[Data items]
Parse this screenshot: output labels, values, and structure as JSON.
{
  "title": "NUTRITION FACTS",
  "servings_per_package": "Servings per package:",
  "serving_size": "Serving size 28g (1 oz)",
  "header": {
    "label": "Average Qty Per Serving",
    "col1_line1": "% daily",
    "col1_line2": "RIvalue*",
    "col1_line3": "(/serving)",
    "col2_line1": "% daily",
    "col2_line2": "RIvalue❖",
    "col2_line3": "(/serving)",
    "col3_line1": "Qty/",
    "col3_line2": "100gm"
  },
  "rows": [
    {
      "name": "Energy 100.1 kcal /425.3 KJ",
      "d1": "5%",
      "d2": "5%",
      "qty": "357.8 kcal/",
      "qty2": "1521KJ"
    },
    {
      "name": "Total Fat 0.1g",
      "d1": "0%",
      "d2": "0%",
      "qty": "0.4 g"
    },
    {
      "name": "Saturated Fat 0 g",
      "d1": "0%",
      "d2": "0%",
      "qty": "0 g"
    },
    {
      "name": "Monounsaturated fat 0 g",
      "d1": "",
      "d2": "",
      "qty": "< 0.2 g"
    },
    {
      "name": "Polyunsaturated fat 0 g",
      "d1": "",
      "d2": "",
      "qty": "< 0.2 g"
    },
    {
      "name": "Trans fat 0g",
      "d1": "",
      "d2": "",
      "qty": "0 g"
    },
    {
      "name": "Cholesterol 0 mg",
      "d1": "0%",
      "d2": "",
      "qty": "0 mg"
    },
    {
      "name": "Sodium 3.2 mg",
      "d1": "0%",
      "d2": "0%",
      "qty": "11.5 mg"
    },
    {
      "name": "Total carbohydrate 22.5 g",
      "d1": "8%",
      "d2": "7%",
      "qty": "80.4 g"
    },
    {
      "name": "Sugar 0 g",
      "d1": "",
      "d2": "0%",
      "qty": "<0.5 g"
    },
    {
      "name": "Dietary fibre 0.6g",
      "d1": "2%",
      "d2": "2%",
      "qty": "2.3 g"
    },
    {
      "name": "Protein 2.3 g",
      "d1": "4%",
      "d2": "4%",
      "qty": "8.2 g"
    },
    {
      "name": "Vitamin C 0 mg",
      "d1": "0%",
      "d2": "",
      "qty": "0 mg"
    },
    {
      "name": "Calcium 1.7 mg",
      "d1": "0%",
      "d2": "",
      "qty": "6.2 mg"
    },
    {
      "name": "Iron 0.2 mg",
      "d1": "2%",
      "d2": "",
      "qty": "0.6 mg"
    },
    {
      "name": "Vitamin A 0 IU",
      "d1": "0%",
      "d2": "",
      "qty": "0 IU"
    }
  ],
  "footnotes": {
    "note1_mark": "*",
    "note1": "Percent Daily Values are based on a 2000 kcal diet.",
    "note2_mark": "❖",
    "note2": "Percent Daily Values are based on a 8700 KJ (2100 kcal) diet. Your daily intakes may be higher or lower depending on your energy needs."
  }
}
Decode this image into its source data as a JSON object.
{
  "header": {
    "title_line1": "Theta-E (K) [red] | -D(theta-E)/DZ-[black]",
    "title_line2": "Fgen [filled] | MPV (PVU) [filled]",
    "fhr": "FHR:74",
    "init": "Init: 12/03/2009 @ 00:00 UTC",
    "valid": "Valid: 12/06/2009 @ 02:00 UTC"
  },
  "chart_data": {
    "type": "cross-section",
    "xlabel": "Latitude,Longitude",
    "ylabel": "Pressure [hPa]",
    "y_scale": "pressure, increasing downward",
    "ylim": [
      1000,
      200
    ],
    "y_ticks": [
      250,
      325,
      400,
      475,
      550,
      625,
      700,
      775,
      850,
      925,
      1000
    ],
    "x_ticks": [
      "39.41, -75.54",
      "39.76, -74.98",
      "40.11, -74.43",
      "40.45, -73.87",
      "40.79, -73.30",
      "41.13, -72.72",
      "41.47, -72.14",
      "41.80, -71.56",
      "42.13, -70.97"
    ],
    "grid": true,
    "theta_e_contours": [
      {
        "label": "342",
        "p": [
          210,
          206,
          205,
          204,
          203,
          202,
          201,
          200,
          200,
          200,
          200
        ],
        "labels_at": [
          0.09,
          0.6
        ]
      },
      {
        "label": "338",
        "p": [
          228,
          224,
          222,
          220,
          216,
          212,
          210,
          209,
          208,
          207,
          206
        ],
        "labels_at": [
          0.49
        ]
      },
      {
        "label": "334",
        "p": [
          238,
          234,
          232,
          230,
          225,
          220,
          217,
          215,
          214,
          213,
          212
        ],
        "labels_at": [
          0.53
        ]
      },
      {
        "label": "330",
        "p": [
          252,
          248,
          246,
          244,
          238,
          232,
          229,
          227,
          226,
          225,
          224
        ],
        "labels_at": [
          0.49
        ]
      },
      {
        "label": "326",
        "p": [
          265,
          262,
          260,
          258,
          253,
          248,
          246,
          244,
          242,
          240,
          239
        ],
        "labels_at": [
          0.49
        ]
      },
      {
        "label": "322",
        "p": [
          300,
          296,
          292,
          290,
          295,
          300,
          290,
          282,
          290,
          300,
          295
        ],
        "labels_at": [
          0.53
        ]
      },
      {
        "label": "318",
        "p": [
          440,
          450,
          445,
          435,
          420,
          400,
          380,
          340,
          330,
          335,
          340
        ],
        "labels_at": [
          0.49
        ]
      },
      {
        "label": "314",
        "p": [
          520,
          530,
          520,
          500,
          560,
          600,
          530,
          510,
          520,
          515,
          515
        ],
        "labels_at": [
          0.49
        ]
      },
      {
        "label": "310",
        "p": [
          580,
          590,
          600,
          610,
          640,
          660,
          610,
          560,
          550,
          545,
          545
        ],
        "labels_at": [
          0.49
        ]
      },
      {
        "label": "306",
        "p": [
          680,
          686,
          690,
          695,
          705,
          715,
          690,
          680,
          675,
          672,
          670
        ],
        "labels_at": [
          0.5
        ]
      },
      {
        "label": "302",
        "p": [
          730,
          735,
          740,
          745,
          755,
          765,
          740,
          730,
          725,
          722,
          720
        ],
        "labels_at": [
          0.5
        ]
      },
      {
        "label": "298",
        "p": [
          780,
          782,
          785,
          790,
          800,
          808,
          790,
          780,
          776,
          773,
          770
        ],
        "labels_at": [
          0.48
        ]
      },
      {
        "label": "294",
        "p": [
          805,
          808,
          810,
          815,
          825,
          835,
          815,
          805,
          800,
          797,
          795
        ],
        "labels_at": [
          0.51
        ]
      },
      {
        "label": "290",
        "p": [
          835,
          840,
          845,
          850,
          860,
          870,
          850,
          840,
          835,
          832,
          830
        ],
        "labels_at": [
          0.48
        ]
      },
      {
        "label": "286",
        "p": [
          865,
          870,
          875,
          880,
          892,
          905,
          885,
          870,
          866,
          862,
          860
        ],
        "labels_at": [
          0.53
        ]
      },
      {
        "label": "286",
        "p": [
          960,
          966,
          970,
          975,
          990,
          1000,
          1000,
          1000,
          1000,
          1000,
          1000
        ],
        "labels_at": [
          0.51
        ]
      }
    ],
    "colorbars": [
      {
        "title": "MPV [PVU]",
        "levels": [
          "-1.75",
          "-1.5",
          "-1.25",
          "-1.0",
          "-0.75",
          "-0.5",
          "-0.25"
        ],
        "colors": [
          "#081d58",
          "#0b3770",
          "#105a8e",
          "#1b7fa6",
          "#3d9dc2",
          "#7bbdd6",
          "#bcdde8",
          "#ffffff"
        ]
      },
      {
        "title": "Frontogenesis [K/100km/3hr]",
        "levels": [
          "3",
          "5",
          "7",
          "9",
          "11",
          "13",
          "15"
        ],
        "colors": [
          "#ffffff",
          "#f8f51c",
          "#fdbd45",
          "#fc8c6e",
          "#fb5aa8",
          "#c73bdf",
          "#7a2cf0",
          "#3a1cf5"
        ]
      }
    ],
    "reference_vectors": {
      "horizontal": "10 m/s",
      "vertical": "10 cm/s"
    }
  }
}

*EXERCISE AIM*
Pick each line holding "Vitamin" out of the entries above and return it.

*WRITTEN SOLUTION*
      "name": "Vitamin C 0 mg",
      "name": "Vitamin A 0 IU",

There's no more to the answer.